** OBJECTIVES **
(1) From the review of the documentary The Scheme below, list every head coach it names, along with the school given for each.
(2) In the review of The Scheme below, what was Jeff D'Angelo actually?
(3) Write the next paragraph of the review of The Scheme that follows, picking up after its final sentence.

The Scheme lays out its saga via prolonged interviews with Dawkins, which inevitably slants the material in his favor. Since Dawkins often undersells his somewhat shadier practices, that bias is occasionally frustrating, leaving the documentary feeling less than wholly reliable—an issue compounded by unnecessary and chintzy dramatic recreations starring Dawkins himself. Nonetheless, neither shortcoming is enough to interfere with the film’s lucid recount of the ensuing ordeal, which was instigated by Dawkins’ central business plan: to pay college players under the table in order to steer them to certain schools, all in the hopes that when they eventually turned pro, they’d repay the favor by signing with Dawkins’ L.O.Y.D. Management. Cash envelopes also went to college basketball coaches, in what was basically a system in which kids were the targets, and beneficiaries, of bidding wars between the country’s elite programs and agencies.

The problem with this, of course, is that the NCAA doesn’t allow college kids to receive money for their services, because they’re designated as amateurs. Thus, what Dawkins and his colleagues were up to was in direct violation of NCAA rules. In response, the FBI set about orchestrating a plan that would bring down Dawkins and, by extension, catch them their true big fish: head coaches like Will Wade (LSU), Sean Miller (Arizona) and Rick Pitino (Louisville), the last of whom was fired because of this mess. The FBI did this by funding Dawkins’ operation via Jeff D’Angelo, who was actually an undercover agent, and by having D’Angelo compel Dawkins to bribe these coaches directly—a practice that, on wiretapped phone calls and again here, Dawkins claims made no sense, and to which he vigorously objected, given that paying off coaches did nothing to help him recruit players to his agency.

** PROVIDED DATA **
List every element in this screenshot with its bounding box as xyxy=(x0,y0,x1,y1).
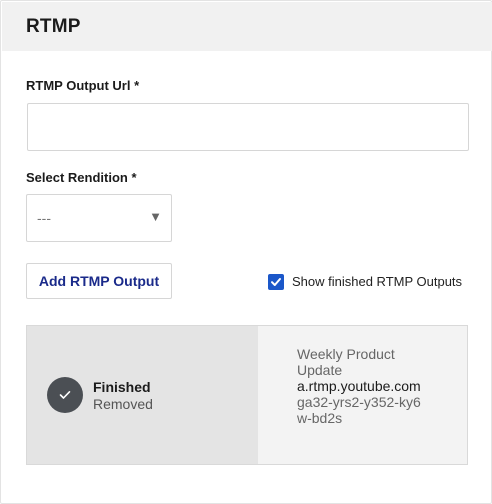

** ANSWERS FOR THE TASKS **
(1) Will Wade (LSU), Sean Miller (Arizona), Rick Pitino (Louisville)

(2) He was an undercover agent.

(3)
D’Angelo’s demand that Dawkins do this against his wishes, and the FBI’s subsequent prosecution of Dawkins for bribery and fraud charges—possible only because college coaches are technically designed as public officials—sounds a whole lot like entrapment. Moreover, it sounds suspiciously like a non-crime, unless one equates NCAA regulations with actual laws (which, you know, they’re not). To paint Dawkins as a crook, the Southern District of New York contended that Dawkins and his accomplices had defrauded the universities themselves, because by paying players, they had destroyed the kids’ amateur standing and therefore voided the scholarships the schools had offered. Somehow this tack successfully netted two convictions against Dawkins—to the tune of 18 months in federal prison—regardless of the fact that the universities can’t possibly be viewed as victims of a scheme in which they willingly participated, in order to net them great players that would make them hundreds of millions from their basketball programs.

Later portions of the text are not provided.